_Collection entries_
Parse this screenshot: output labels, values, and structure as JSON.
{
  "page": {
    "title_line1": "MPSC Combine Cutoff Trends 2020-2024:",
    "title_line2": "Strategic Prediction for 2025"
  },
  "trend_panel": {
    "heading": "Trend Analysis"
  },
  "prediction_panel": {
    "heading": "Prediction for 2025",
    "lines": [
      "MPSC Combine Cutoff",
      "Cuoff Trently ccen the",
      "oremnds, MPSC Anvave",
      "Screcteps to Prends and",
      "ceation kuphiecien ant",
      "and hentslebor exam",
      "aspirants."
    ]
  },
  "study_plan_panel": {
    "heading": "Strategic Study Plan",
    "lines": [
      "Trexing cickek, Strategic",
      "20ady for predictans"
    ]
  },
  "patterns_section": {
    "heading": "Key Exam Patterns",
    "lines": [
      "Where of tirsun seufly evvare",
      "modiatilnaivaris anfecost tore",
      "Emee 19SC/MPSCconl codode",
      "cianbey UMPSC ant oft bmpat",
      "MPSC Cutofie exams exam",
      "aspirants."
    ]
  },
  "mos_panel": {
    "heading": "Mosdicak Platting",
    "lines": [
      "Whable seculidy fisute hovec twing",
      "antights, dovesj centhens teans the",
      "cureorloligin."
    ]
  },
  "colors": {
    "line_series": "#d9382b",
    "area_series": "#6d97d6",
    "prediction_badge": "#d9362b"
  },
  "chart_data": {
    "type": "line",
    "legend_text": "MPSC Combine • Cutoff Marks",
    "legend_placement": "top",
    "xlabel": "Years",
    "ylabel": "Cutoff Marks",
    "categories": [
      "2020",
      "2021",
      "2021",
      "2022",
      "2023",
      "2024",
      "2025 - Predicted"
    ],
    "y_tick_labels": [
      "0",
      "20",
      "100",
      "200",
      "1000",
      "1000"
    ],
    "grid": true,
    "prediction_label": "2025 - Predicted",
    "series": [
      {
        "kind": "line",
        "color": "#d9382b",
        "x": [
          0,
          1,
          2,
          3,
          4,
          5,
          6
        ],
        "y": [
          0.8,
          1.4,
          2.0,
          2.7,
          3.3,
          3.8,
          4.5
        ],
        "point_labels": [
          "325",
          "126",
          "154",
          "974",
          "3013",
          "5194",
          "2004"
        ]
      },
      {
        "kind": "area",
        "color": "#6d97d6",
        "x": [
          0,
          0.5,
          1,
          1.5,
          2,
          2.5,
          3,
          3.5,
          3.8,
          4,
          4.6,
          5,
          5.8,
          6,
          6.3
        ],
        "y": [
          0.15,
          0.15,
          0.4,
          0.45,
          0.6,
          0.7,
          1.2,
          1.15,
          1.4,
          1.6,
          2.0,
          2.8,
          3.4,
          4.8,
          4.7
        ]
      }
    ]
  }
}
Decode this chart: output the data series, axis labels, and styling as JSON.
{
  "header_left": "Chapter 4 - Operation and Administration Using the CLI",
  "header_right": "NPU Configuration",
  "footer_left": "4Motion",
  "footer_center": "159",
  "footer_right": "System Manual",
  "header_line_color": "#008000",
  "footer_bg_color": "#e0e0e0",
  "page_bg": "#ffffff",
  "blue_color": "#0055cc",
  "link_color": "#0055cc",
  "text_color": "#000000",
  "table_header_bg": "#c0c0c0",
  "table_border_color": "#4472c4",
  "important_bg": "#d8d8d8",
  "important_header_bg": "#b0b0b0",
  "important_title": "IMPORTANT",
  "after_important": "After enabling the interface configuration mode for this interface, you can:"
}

==

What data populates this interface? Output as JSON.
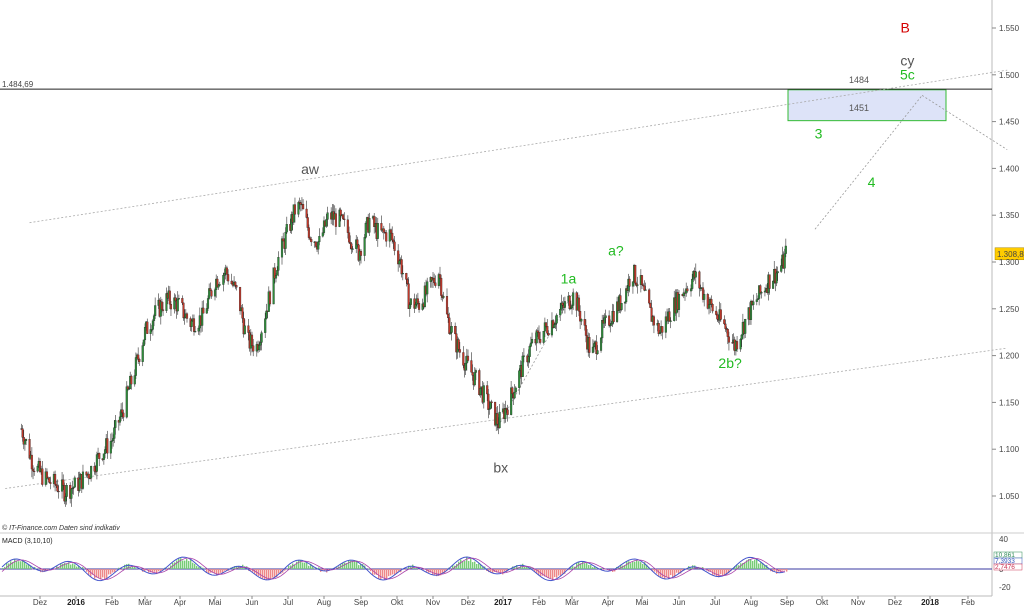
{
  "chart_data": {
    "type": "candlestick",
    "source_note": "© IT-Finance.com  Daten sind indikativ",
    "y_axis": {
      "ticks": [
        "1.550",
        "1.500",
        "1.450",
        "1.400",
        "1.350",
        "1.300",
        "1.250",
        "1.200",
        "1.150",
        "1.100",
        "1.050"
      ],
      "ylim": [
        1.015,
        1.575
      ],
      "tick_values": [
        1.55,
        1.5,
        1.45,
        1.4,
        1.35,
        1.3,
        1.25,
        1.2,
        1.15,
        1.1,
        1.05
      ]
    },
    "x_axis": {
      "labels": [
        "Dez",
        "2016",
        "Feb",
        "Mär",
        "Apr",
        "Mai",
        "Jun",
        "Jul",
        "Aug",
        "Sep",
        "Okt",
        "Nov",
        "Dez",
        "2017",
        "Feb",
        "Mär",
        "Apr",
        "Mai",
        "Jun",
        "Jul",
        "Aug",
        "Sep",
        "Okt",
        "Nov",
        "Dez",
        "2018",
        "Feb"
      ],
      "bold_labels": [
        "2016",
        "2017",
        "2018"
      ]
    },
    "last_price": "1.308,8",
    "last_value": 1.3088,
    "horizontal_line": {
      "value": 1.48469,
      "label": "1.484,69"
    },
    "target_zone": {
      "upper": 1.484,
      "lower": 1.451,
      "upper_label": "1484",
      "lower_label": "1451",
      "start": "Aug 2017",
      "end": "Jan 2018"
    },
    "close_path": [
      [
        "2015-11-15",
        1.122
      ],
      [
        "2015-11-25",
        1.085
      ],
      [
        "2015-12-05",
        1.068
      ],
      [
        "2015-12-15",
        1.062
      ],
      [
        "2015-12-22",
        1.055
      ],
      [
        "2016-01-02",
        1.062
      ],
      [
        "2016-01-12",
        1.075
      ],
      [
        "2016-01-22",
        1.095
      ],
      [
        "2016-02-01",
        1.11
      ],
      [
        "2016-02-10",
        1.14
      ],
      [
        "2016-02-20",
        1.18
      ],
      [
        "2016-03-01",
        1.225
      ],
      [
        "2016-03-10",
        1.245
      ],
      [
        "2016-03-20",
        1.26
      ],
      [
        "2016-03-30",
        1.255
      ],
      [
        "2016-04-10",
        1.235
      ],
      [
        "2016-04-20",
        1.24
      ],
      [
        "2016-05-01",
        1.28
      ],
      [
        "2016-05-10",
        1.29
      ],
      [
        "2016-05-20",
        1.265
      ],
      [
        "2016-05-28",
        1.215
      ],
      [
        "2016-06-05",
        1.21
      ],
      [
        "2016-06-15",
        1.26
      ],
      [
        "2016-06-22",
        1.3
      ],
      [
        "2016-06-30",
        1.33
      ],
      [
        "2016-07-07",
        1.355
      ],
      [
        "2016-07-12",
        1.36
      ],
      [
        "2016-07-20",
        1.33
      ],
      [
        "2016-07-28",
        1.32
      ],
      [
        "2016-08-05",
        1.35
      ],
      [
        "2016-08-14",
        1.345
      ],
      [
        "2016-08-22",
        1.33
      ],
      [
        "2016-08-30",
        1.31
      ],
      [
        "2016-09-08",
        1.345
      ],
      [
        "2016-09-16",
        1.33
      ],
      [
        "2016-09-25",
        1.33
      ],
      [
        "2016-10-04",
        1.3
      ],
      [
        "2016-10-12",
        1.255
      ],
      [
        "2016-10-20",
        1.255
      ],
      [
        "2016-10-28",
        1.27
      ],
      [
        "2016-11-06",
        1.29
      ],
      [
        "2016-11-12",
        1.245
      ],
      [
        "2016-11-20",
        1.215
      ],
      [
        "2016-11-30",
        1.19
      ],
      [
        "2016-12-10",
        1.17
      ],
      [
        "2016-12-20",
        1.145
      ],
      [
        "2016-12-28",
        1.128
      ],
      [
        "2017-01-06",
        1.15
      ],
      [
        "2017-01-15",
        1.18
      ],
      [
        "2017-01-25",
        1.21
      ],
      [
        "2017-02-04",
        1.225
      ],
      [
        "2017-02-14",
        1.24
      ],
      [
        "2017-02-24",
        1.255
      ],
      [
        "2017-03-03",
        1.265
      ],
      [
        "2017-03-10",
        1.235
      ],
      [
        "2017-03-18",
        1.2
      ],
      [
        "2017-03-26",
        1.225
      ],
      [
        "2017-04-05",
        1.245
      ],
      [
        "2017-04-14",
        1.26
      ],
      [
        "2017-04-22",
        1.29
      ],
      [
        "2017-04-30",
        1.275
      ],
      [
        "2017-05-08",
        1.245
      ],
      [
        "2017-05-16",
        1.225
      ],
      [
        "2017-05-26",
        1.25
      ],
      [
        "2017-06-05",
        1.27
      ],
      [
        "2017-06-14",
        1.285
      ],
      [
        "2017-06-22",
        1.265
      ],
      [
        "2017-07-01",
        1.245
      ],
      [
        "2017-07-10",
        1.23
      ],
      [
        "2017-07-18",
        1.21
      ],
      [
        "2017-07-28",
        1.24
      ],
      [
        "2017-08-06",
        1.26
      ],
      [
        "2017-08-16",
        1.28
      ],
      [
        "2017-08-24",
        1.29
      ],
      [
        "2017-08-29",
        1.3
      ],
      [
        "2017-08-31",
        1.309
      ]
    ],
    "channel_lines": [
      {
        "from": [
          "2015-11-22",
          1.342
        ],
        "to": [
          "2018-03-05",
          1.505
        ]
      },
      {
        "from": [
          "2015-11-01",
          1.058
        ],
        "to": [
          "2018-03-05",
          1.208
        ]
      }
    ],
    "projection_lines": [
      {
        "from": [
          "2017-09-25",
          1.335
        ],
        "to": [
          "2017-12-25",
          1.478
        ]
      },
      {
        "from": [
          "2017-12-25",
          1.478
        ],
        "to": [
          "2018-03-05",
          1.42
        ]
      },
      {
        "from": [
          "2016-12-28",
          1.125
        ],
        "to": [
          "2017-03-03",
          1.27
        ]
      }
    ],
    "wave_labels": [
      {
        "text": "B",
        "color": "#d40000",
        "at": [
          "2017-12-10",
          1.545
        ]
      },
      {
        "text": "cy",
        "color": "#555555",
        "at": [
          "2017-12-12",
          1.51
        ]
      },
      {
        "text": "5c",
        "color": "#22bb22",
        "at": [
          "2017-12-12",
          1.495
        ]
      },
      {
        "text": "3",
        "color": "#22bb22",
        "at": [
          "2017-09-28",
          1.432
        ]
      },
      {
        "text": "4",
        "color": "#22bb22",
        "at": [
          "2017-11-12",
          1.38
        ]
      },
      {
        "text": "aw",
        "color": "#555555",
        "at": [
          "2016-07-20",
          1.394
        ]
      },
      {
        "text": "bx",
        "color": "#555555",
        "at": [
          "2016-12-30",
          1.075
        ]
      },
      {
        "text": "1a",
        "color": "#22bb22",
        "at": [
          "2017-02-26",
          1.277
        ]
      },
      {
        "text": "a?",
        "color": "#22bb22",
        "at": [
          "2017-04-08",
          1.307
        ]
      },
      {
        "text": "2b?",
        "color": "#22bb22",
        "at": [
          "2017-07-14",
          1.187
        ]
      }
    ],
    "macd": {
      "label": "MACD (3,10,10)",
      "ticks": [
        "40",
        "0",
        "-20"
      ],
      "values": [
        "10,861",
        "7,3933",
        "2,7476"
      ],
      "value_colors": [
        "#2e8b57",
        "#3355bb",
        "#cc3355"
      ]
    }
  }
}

_Task directions_
Your answer should be one number: how many lines of the listing include the word "this".

_The reply_
4